[Start of Attachment]

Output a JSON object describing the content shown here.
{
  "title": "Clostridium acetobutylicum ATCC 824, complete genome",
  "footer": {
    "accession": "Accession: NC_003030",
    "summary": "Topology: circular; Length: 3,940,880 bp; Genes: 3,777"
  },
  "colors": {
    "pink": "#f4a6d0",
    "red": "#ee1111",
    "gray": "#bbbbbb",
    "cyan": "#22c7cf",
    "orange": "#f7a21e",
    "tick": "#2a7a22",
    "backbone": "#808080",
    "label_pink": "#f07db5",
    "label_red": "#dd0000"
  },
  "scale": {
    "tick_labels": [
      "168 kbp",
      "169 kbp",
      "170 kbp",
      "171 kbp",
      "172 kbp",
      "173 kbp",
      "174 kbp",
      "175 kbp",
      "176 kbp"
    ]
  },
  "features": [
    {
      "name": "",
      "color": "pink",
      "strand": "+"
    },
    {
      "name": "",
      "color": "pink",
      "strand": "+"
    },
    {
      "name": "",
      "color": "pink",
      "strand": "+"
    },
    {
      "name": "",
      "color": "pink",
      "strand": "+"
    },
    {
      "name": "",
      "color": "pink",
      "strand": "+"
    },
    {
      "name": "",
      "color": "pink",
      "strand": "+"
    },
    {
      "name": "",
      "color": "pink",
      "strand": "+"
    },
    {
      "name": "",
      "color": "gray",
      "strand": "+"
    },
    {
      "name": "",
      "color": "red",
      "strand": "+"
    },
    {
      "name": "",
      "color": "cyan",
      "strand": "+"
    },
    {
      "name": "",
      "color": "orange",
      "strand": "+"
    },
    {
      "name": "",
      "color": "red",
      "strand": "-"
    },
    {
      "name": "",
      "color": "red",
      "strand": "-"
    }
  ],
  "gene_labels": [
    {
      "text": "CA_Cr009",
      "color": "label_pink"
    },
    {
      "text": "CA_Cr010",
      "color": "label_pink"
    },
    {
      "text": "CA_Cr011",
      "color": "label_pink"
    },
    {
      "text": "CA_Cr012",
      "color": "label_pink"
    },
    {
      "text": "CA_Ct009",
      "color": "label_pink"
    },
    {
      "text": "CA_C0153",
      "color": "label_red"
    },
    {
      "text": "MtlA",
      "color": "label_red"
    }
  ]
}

[End of Attachment]

| WHAT THE TASK ASKS |
Wherever the word "text" occurs in the data, copy that whole line.

| YOUR RESPONSE |
      "text": "CA_Cr009",
      "text": "CA_Cr010",
      "text": "CA_Cr011",
      "text": "CA_Cr012",
      "text": "CA_Ct009",
      "text": "CA_C0153",
      "text": "MtlA",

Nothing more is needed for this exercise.